## Given task
From the entries that follow, pick out all lines holding "title".

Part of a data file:

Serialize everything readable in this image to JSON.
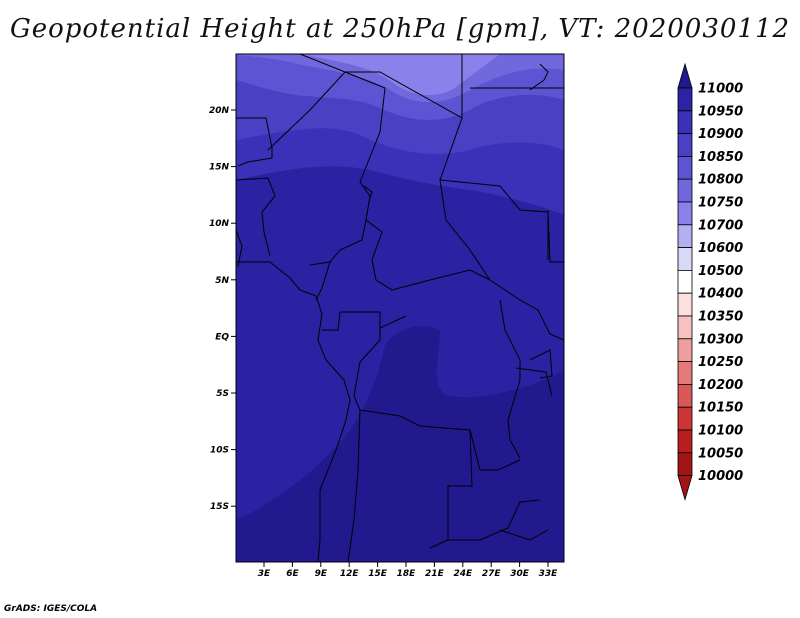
{
  "title": "Geopotential Height at 250hPa [gpm], VT: 2020030112",
  "credit": "GrADS: IGES/COLA",
  "map": {
    "lon_labels": [
      "3E",
      "6E",
      "9E",
      "12E",
      "15E",
      "18E",
      "21E",
      "24E",
      "27E",
      "30E",
      "33E"
    ],
    "lat_labels": [
      "20N",
      "15N",
      "10N",
      "5N",
      "EQ",
      "5S",
      "10S",
      "15S"
    ]
  },
  "colorbar": {
    "levels": [
      "11000",
      "10950",
      "10900",
      "10850",
      "10800",
      "10750",
      "10700",
      "10600",
      "10500",
      "10400",
      "10350",
      "10300",
      "10250",
      "10200",
      "10150",
      "10100",
      "10050",
      "10000"
    ],
    "colors": [
      "#23198f",
      "#2c22a6",
      "#3a31b8",
      "#4940c4",
      "#5c54d2",
      "#7268de",
      "#8a81ea",
      "#b2aff2",
      "#d8d8f7",
      "#ffffff",
      "#fde0e0",
      "#f8c2c2",
      "#ef9f9f",
      "#e47a7a",
      "#d95858",
      "#cc3535",
      "#b81e1e",
      "#a31414"
    ]
  },
  "chart_data": {
    "type": "heatmap",
    "title": "Geopotential Height at 250hPa [gpm], VT: 2020030112",
    "x_range": [
      "0E",
      "35E"
    ],
    "y_range": [
      "20S",
      "24N"
    ],
    "units": "gpm",
    "contour_levels": [
      10000,
      10050,
      10100,
      10150,
      10200,
      10250,
      10300,
      10350,
      10400,
      10500,
      10600,
      10700,
      10750,
      10800,
      10850,
      10900,
      10950,
      11000
    ],
    "approx_field": [
      {
        "lat": "23N",
        "value_range": [
          10750,
          10800
        ]
      },
      {
        "lat": "20N",
        "value_range": [
          10800,
          10850
        ]
      },
      {
        "lat": "16N",
        "value_range": [
          10850,
          10900
        ]
      },
      {
        "lat": "10N",
        "value_range": [
          10900,
          10950
        ]
      },
      {
        "lat": "EQ",
        "value_range": [
          10900,
          10950
        ]
      },
      {
        "lat": "10S",
        "value_range": [
          10950,
          11000
        ]
      }
    ]
  }
}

## Output below
  "title": "Geopotential Height at 250hPa [gpm], VT: 2020030112",
    "title": "Geopotential Height at 250hPa [gpm], VT: 2020030112",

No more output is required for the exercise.